▸ **Stated exercise**: Echo back the part of the records that opens with the line containing "column-header[interactable]: VALID bbox=[549, 208, 617, 228]" and runs to the end of the records, reproducing each line exactly.

▸ **Records provided**:
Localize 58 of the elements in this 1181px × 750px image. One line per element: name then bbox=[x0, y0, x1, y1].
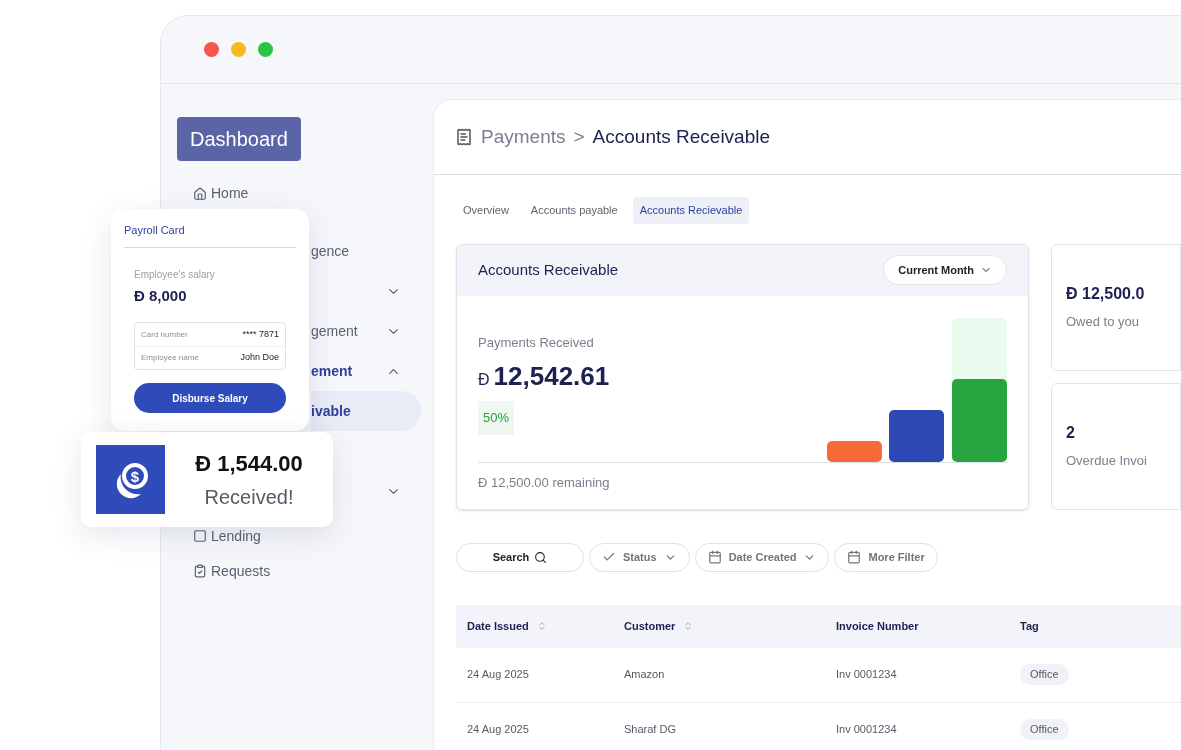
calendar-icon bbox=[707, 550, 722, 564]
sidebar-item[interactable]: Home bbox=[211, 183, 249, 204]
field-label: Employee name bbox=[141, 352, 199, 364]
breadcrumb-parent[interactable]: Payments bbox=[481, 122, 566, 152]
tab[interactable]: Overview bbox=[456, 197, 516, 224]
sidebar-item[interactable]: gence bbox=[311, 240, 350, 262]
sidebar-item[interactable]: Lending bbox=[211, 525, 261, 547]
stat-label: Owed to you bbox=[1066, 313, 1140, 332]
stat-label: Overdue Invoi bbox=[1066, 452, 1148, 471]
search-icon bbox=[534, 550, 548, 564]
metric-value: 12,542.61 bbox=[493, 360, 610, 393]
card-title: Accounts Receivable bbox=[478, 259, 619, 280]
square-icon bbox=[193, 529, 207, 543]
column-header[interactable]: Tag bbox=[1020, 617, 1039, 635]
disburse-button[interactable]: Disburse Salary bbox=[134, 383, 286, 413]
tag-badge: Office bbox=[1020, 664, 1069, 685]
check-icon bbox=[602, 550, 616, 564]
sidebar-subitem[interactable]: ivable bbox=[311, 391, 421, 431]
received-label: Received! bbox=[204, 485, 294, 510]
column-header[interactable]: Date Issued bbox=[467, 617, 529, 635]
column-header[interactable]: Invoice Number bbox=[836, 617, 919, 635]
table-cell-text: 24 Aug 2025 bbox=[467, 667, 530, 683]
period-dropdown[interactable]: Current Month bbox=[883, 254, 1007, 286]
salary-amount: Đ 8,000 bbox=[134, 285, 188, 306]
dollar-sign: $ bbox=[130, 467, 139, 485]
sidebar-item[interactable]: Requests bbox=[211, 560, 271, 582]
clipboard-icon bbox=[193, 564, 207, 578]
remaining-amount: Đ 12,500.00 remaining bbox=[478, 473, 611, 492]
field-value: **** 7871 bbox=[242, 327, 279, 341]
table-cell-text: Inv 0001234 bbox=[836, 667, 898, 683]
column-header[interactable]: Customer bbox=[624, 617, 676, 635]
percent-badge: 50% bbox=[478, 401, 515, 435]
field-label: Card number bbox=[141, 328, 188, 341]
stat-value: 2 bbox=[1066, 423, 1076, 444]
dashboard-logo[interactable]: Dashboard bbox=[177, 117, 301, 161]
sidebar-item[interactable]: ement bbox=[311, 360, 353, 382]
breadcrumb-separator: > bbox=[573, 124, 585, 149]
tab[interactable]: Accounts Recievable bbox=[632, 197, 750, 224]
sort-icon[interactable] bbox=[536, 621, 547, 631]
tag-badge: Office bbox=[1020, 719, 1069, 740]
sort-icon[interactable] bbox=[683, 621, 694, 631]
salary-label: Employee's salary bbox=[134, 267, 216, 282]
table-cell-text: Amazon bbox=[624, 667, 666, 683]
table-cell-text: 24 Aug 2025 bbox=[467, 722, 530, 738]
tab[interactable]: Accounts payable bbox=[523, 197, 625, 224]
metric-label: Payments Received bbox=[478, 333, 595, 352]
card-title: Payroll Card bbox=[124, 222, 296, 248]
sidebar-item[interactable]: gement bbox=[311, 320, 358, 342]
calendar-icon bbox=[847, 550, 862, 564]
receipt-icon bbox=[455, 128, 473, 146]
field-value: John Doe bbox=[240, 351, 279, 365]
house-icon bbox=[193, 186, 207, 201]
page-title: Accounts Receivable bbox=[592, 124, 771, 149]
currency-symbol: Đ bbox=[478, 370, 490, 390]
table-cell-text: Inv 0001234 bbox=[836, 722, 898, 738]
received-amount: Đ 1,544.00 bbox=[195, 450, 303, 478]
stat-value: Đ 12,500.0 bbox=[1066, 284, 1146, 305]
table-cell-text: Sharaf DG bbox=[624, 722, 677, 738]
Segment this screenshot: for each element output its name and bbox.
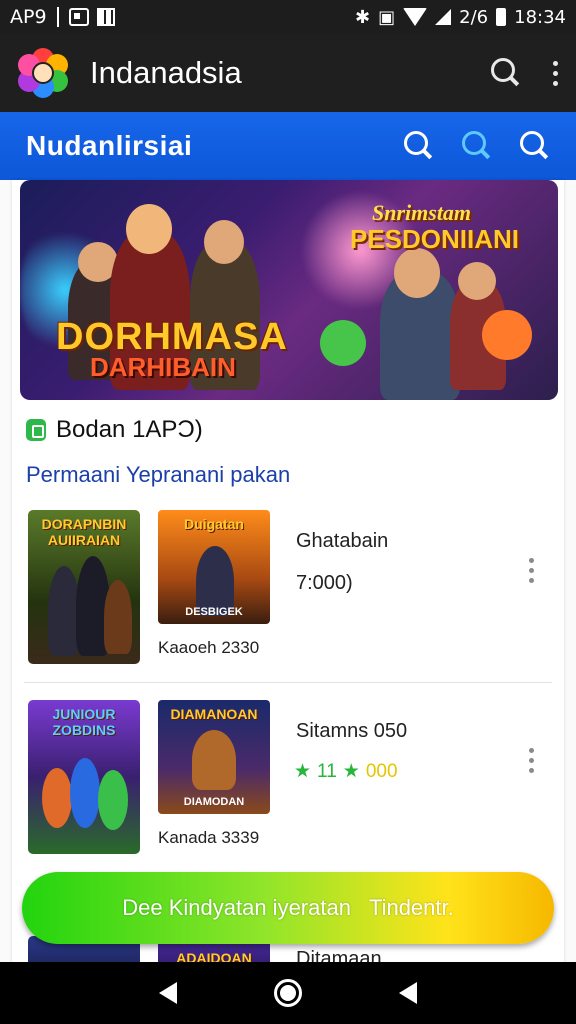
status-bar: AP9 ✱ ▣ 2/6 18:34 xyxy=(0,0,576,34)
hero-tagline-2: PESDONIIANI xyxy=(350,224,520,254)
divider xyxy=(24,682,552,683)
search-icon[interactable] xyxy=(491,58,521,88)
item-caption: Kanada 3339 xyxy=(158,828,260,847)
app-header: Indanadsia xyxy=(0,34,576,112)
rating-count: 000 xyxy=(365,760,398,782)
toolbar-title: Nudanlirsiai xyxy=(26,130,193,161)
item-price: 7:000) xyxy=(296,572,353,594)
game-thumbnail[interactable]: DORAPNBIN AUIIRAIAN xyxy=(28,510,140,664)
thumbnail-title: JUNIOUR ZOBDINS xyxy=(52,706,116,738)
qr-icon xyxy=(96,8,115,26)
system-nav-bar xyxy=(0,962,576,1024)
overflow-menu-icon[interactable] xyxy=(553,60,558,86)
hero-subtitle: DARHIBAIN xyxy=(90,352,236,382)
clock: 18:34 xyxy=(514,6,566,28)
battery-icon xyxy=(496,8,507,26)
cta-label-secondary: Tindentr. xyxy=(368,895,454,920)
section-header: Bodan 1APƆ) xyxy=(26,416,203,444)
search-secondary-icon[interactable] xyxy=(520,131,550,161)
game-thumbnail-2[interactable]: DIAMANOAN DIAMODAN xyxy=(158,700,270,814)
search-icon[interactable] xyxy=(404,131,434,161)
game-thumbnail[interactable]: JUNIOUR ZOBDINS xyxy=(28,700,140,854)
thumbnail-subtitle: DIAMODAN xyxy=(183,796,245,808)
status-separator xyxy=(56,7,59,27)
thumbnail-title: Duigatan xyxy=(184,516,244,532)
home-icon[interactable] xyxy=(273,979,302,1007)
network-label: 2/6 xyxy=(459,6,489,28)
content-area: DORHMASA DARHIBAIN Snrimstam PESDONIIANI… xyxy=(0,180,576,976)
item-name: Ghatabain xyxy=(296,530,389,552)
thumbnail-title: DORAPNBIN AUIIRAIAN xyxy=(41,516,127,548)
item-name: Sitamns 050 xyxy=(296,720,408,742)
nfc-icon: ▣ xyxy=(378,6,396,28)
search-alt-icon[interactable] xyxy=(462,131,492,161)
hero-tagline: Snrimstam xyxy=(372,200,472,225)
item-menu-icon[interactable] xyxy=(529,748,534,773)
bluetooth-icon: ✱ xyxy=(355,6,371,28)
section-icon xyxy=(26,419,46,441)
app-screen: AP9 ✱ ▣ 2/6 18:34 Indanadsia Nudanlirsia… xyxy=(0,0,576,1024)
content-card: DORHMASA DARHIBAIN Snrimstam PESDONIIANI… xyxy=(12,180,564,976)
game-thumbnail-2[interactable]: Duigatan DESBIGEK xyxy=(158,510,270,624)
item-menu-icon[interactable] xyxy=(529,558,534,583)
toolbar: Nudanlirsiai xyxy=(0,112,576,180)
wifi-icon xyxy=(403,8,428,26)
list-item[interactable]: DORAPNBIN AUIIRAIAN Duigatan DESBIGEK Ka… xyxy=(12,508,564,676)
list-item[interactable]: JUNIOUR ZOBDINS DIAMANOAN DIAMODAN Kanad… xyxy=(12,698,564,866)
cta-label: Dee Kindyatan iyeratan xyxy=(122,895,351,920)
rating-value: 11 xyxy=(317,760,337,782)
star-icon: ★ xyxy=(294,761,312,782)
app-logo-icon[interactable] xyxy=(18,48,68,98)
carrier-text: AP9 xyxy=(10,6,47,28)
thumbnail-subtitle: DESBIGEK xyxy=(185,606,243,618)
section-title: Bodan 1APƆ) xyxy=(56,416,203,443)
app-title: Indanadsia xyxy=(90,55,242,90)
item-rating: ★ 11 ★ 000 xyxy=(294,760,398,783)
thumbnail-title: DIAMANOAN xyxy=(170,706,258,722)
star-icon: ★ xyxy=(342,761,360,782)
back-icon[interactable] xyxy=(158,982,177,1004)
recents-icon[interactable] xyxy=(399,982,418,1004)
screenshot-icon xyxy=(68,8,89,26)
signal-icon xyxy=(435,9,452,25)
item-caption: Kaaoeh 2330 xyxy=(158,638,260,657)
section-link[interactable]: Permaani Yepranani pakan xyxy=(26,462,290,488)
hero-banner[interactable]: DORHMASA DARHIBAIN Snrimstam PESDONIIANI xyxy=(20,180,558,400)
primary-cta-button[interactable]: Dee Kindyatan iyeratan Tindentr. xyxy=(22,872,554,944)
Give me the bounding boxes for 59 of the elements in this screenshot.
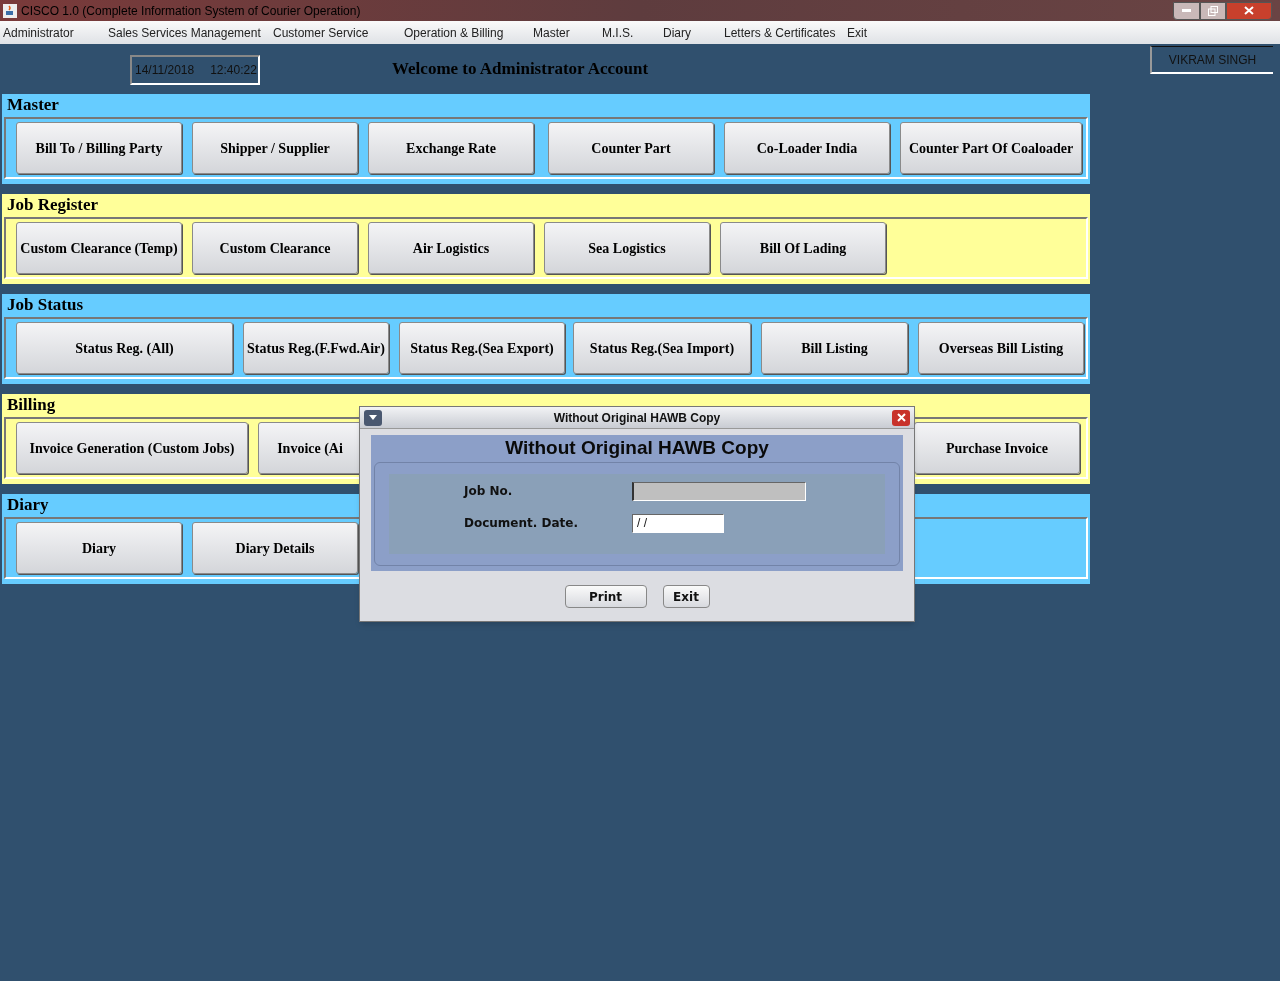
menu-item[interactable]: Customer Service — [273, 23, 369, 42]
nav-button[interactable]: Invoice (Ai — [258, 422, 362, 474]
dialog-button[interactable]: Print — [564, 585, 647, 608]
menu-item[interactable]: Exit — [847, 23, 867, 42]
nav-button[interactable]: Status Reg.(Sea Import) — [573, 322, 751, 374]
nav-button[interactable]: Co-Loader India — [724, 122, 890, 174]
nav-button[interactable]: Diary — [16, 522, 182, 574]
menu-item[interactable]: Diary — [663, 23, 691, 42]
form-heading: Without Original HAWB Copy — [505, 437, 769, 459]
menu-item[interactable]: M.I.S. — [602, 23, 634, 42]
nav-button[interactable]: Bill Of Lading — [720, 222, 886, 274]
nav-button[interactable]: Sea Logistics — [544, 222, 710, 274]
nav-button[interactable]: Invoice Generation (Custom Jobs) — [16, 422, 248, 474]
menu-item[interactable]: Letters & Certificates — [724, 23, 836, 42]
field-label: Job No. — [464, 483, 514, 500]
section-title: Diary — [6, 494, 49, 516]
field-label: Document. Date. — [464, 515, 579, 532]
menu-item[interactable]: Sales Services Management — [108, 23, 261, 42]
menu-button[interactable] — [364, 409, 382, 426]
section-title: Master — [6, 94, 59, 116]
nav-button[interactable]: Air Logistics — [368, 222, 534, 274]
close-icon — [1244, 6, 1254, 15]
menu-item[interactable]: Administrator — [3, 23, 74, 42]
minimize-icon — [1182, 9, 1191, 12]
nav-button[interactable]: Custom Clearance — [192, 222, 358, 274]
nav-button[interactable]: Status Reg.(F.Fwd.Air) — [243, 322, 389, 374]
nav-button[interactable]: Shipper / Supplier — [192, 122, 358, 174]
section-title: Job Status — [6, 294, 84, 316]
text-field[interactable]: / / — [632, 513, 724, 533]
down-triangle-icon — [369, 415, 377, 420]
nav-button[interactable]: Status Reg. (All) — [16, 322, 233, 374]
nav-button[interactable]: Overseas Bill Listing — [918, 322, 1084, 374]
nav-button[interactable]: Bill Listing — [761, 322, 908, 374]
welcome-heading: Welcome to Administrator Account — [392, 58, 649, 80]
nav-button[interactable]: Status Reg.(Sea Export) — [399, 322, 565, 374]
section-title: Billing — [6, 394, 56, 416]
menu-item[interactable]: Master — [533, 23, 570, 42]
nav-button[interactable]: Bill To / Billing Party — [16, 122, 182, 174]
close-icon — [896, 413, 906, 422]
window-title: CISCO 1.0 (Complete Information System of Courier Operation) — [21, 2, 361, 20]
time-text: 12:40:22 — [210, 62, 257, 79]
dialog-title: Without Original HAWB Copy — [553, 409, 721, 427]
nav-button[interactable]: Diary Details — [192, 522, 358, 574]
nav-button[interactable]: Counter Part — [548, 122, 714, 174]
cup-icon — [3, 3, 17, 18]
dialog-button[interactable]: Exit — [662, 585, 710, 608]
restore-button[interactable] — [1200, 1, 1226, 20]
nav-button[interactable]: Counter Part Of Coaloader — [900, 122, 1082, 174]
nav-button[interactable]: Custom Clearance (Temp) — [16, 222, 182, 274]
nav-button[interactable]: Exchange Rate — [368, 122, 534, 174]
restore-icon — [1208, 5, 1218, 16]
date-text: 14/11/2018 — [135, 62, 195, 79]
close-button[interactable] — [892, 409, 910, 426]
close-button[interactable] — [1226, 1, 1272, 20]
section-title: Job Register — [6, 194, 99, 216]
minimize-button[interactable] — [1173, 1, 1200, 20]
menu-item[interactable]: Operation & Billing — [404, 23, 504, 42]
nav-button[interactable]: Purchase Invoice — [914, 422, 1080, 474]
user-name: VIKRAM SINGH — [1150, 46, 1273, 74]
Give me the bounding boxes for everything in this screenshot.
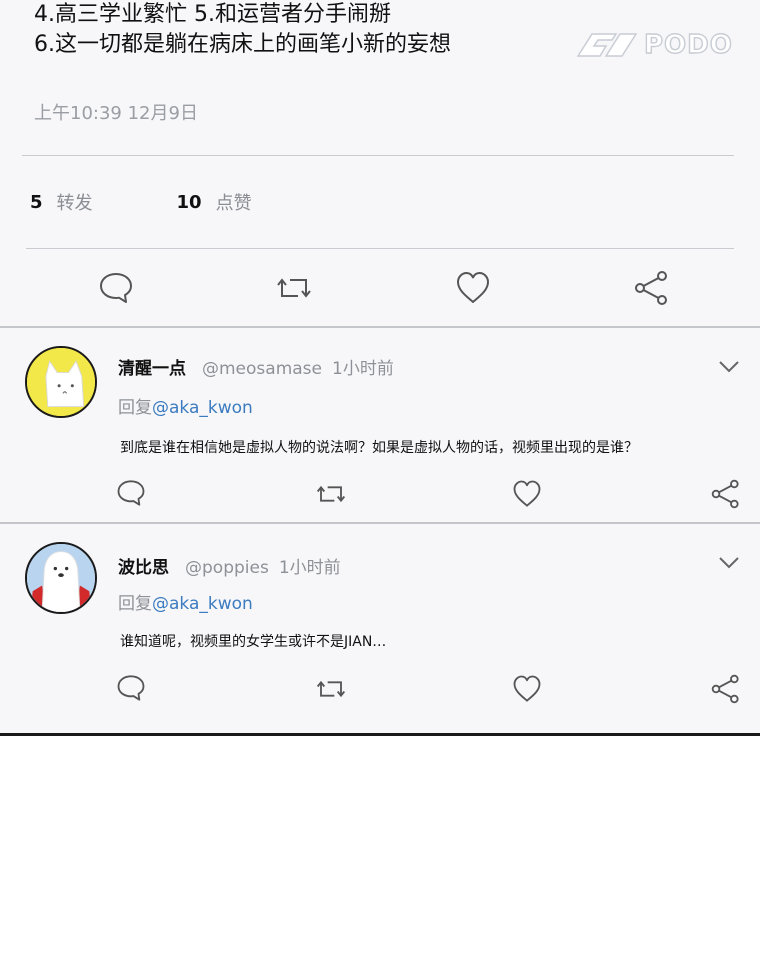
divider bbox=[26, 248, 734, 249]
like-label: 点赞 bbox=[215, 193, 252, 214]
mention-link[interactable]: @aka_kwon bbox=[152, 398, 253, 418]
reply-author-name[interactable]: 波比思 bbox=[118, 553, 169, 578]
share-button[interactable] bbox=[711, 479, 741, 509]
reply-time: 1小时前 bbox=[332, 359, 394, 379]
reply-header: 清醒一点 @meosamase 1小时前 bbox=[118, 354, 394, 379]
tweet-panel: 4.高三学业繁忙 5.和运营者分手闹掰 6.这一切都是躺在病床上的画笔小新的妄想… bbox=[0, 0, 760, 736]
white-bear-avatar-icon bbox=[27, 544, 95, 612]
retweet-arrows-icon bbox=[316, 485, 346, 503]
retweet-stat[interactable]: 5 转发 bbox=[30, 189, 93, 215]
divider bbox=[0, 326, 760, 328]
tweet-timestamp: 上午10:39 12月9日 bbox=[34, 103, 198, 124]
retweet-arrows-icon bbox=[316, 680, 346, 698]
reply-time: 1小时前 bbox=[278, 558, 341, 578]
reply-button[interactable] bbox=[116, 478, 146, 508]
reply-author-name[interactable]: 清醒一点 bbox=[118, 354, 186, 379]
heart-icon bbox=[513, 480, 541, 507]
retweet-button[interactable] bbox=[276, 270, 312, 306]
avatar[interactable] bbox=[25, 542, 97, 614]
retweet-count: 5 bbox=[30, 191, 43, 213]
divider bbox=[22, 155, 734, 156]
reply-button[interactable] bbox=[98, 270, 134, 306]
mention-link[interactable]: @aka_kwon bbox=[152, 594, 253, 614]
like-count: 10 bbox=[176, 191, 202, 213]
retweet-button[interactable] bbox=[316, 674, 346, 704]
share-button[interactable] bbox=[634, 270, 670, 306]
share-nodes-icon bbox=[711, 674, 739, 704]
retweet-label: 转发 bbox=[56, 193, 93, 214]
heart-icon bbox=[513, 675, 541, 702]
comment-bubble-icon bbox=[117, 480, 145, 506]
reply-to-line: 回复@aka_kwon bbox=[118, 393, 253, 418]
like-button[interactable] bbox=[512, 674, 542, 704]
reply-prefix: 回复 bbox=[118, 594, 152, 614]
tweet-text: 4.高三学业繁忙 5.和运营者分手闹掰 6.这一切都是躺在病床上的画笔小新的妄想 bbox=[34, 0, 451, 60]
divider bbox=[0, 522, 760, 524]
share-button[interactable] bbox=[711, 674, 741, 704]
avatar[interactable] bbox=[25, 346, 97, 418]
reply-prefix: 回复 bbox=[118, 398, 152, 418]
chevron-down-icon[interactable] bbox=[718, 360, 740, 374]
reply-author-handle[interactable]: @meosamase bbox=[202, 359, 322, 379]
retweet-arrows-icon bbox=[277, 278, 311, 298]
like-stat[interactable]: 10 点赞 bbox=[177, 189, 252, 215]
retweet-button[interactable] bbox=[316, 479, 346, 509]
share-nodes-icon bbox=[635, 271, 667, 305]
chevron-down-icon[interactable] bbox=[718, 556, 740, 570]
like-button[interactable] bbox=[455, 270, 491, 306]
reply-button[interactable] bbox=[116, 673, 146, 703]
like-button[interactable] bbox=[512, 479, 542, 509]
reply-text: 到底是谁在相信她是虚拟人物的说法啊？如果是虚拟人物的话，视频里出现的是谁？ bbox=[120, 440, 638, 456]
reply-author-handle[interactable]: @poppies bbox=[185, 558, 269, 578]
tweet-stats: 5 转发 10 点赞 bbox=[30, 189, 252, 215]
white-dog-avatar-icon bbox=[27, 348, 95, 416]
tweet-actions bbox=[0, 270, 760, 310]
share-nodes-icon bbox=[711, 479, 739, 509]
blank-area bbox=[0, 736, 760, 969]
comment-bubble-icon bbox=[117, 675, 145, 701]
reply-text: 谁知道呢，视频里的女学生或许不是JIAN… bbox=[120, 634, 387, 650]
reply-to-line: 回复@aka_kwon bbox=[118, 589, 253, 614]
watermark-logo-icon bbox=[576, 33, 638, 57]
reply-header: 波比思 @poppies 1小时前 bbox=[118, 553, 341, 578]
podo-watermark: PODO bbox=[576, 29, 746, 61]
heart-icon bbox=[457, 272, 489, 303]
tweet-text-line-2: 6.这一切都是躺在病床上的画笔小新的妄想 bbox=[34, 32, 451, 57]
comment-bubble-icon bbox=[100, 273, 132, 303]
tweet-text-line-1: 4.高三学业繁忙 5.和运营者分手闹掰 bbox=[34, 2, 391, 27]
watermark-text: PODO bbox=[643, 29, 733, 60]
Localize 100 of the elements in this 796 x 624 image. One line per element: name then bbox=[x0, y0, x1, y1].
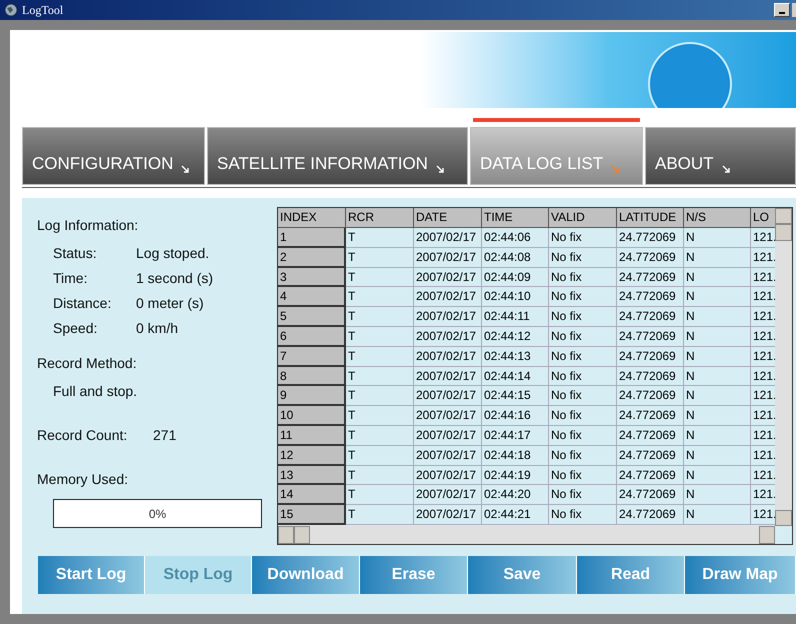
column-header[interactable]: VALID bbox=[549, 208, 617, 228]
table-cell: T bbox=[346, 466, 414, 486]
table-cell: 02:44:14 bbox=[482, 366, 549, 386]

▸ **Expected answer**:
column-header[interactable]: VALID bbox=[549, 208, 617, 228]
table-cell: T bbox=[346, 466, 414, 486]
table-cell: 02:44:14 bbox=[482, 366, 549, 386]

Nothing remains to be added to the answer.